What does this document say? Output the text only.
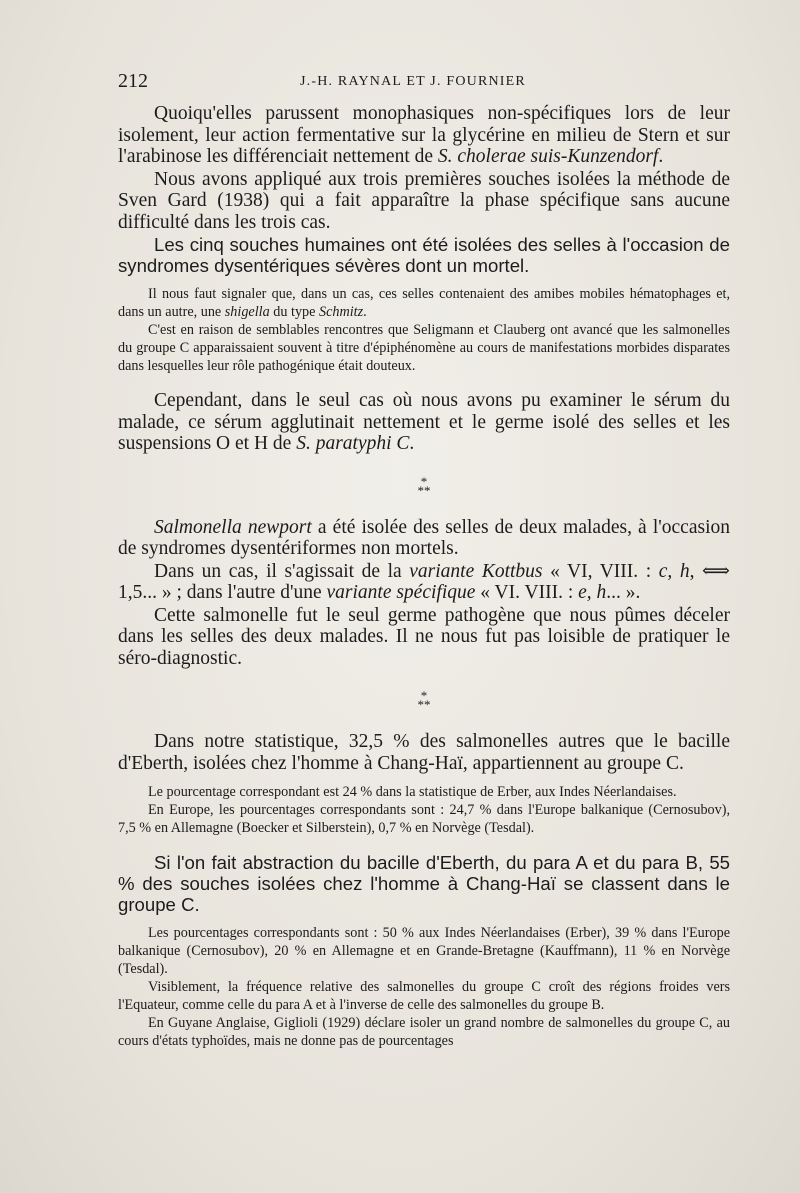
212	J.-H. RAYNAL ET J. FOURNIER

Quoiqu'elles parussent monophasiques non-spécifiques lors de leur isolement, leur action fermentative sur la glycérine en milieu de Stern et sur l'arabinose les différenciait nettement de S. cholerae suis-Kunzendorf.

Nous avons appliqué aux trois premières souches isolées la méthode de Sven Gard (1938) qui a fait apparaître la phase spécifique sans aucune difficulté dans les trois cas.

Les cinq souches humaines ont été isolées des selles à l'occasion de syndromes dysentériques sévères dont un mortel.

Il nous faut signaler que, dans un cas, ces selles contenaient des amibes mobiles hématophages et, dans un autre, une shigella du type Schmitz.

C'est en raison de semblables rencontres que Seligmann et Clauberg ont avancé que les salmonelles du groupe C apparaissaient souvent à titre d'épiphénomène au cours de manifestations morbides disparates dans lesquelles leur rôle pathogénique était douteux.

Cependant, dans le seul cas où nous avons pu examiner le sérum du malade, ce sérum agglutinait nettement et le germe isolé des selles et les suspensions O et H de S. paratyphi C.

*
**

Salmonella newport a été isolée des selles de deux malades, à l'occasion de syndromes dysentériformes non mortels.

Dans un cas, il s'agissait de la variante Kottbus « VI, VIII. : c, h, ⟺ 1,5... » ; dans l'autre d'une variante spécifique « VI. VIII. : e, h... ».

Cette salmonelle fut le seul germe pathogène que nous pûmes déceler dans les selles des deux malades. Il ne nous fut pas loisible de pratiquer le séro-diagnostic.

*
**

Dans notre statistique, 32,5 % des salmonelles autres que le bacille d'Eberth, isolées chez l'homme à Chang-Haï, appartiennent au groupe C.

Le pourcentage correspondant est 24 % dans la statistique de Erber, aux Indes Néerlandaises.

En Europe, les pourcentages correspondants sont : 24,7 % dans l'Europe balkanique (Cernosubov), 7,5 % en Allemagne (Boecker et Silberstein), 0,7 % en Norvège (Tesdal).

Si l'on fait abstraction du bacille d'Eberth, du para A et du para B, 55 % des souches isolées chez l'homme à Chang-Haï se classent dans le groupe C.

Les pourcentages correspondants sont : 50 % aux Indes Néerlandaises (Erber), 39 % dans l'Europe balkanique (Cernosubov), 20 % en Allemagne et en Grande-Bretagne (Kauffmann), 11 % en Norvège (Tesdal).

Visiblement, la fréquence relative des salmonelles du groupe C croît des régions froides vers l'Equateur, comme celle du para A et à l'inverse de celle des salmonelles du groupe B.

En Guyane Anglaise, Giglioli (1929) déclare isoler un grand nombre de salmonelles du groupe C, au cours d'états typhoïdes, mais ne donne pas de pourcentages
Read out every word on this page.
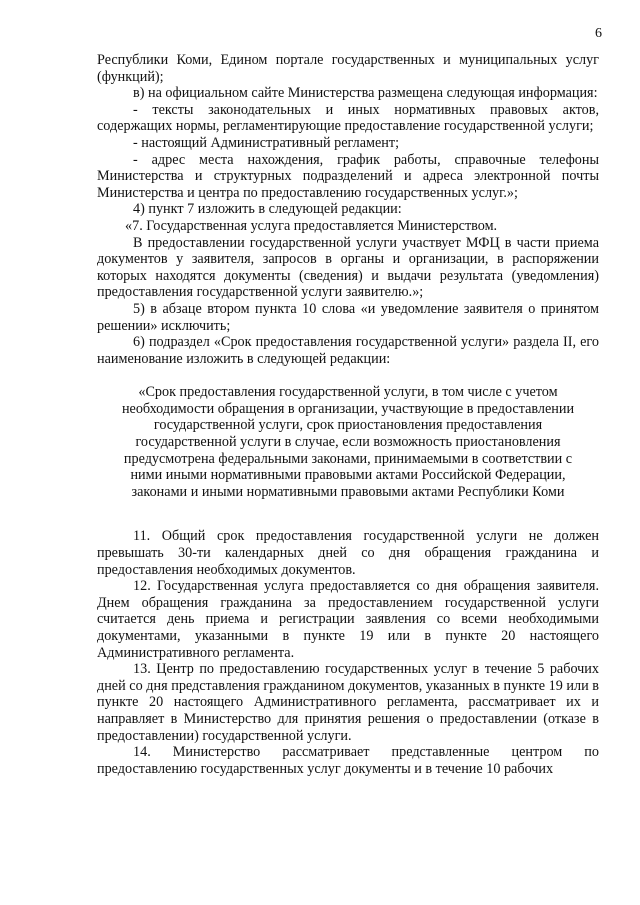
6

Республики Коми, Едином портале государственных и муниципальных услуг (функций);

в) на официальном сайте Министерства размещена следующая информация:

- тексты законодательных и иных нормативных правовых актов, содержащих нормы, регламентирующие предоставление государственной услуги;

- настоящий Административный регламент;

- адрес места нахождения, график работы, справочные телефоны Министерства и структурных подразделений и адреса электронной почты Министерства и центра по предоставлению государственных услуг.»;

4) пункт 7 изложить в следующей редакции:

«7. Государственная услуга предоставляется Министерством.

В предоставлении государственной услуги участвует МФЦ в части приема документов у заявителя, запросов в органы и организации, в распоряжении которых находятся документы (сведения) и выдачи результата (уведомления) предоставления государственной услуги заявителю.»;

5) в абзаце втором пункта 10 слова «и уведомление заявителя о принятом решении» исключить;

6) подраздел «Срок предоставления государственной услуги» раздела II, его наименование изложить в следующей редакции:

«Срок предоставления государственной услуги, в том числе с учетом необходимости обращения в организации, участвующие в предоставлении государственной услуги, срок приостановления предоставления государственной услуги в случае, если возможность приостановления предусмотрена федеральными законами, принимаемыми в соответствии с ними иными нормативными правовыми актами Российской Федерации, законами и иными нормативными правовыми актами Республики Коми

11. Общий срок предоставления государственной услуги не должен превышать 30-ти календарных дней со дня обращения гражданина и предоставления необходимых документов.

12. Государственная услуга предоставляется со дня обращения заявителя. Днем обращения гражданина за предоставлением государственной услуги считается день приема и регистрации заявления со всеми необходимыми документами, указанными в пункте 19 или в пункте 20 настоящего Административного регламента.

13. Центр по предоставлению государственных услуг в течение 5 рабочих дней со дня представления гражданином документов, указанных в пункте 19 или в пункте 20 настоящего Административного регламента, рассматривает их и направляет в Министерство для принятия решения о предоставлении (отказе в предоставлении) государственной услуги.

14. Министерство рассматривает представленные центром по предоставлению государственных услуг документы и в течение 10 рабочих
────────────────────
- _What to produce_
Extract all lines of the records above that include "Erber".

- _Result below_
Le pourcentage correspondant est 24 % dans la statistique de Erber, aux Indes Néerlandaises.
Les pourcentages correspondants sont : 50 % aux Indes Néerlandaises (Erber), 39 % dans l'Europe balkanique (Cernosubov), 20 % en Allemagne et en Grande-Bretagne (Kauffmann), 11 % en Norvège (Tesdal).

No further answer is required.